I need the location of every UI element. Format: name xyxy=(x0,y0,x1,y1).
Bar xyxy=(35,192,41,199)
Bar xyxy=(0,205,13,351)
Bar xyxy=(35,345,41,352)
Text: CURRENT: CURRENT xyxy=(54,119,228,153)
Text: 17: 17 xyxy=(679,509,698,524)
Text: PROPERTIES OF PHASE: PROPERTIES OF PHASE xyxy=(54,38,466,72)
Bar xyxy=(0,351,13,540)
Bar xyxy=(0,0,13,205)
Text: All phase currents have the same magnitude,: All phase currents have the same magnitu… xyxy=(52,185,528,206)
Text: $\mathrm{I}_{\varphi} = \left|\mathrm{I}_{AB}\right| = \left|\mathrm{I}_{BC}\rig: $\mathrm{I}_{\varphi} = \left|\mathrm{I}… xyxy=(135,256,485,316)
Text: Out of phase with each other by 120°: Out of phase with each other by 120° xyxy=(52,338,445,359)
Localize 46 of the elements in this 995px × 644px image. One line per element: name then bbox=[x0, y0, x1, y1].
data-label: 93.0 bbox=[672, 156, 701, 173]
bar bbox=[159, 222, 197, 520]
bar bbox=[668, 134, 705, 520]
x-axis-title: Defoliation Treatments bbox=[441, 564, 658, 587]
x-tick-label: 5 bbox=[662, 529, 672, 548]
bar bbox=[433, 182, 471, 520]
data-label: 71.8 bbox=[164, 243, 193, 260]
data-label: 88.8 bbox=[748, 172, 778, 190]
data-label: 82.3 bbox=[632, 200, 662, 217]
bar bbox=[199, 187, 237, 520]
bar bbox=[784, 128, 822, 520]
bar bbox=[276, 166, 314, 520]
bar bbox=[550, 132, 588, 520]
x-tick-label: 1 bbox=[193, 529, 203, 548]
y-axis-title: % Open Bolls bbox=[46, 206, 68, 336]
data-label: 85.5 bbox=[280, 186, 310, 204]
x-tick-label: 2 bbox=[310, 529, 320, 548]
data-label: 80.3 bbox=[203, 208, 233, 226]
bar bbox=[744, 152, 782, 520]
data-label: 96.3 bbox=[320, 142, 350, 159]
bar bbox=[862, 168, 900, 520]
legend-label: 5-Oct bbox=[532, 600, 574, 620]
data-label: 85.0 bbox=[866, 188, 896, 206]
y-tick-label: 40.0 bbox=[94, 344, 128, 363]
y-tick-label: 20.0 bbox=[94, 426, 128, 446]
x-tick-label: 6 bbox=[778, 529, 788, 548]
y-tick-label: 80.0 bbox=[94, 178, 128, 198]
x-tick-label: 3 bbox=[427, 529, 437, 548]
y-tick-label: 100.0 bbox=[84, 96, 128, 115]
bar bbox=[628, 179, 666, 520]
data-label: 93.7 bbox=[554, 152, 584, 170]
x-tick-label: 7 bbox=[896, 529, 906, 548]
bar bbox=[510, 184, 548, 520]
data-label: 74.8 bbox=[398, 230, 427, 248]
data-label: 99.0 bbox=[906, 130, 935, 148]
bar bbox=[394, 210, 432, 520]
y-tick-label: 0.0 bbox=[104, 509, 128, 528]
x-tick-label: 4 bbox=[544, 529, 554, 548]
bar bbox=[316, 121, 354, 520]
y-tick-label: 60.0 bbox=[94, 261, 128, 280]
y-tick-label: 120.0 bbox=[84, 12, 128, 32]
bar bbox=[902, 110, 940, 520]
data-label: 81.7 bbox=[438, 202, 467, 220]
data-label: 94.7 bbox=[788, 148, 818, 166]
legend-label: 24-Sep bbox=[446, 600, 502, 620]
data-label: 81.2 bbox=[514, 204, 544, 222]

::::::::::

WORK TO DO:
Rename "Bar" to "Rectangle" in the lines running from the start of the records through the line that contains "data-label: 93.0 bbox=[672, 156, 701, 173]", inclusive, and give back only those lines with nothing else changed.

ANSWER IN FULL:
I need the location of every UI element. Format: name xyxy=(x0,y0,x1,y1).
Rectangle xyxy=(35,192,41,199)
Rectangle xyxy=(0,205,13,351)
Rectangle xyxy=(35,345,41,352)
Text: CURRENT: CURRENT xyxy=(54,119,228,153)
Text: 17: 17 xyxy=(679,509,698,524)
Text: PROPERTIES OF PHASE: PROPERTIES OF PHASE xyxy=(54,38,466,72)
Rectangle xyxy=(0,351,13,540)
Rectangle xyxy=(0,0,13,205)
Text: All phase currents have the same magnitude,: All phase currents have the same magnitu… xyxy=(52,185,528,206)
Text: $\mathrm{I}_{\varphi} = \left|\mathrm{I}_{AB}\right| = \left|\mathrm{I}_{BC}\rig: $\mathrm{I}_{\varphi} = \left|\mathrm{I}… xyxy=(135,256,485,316)
Text: Out of phase with each other by 120°: Out of phase with each other by 120° xyxy=(52,338,445,359)
Localize 46 of the elements in this 995px × 644px image. One line per element: name then bbox=[x0, y0, x1, y1].
data-label: 93.0 bbox=[672, 156, 701, 173]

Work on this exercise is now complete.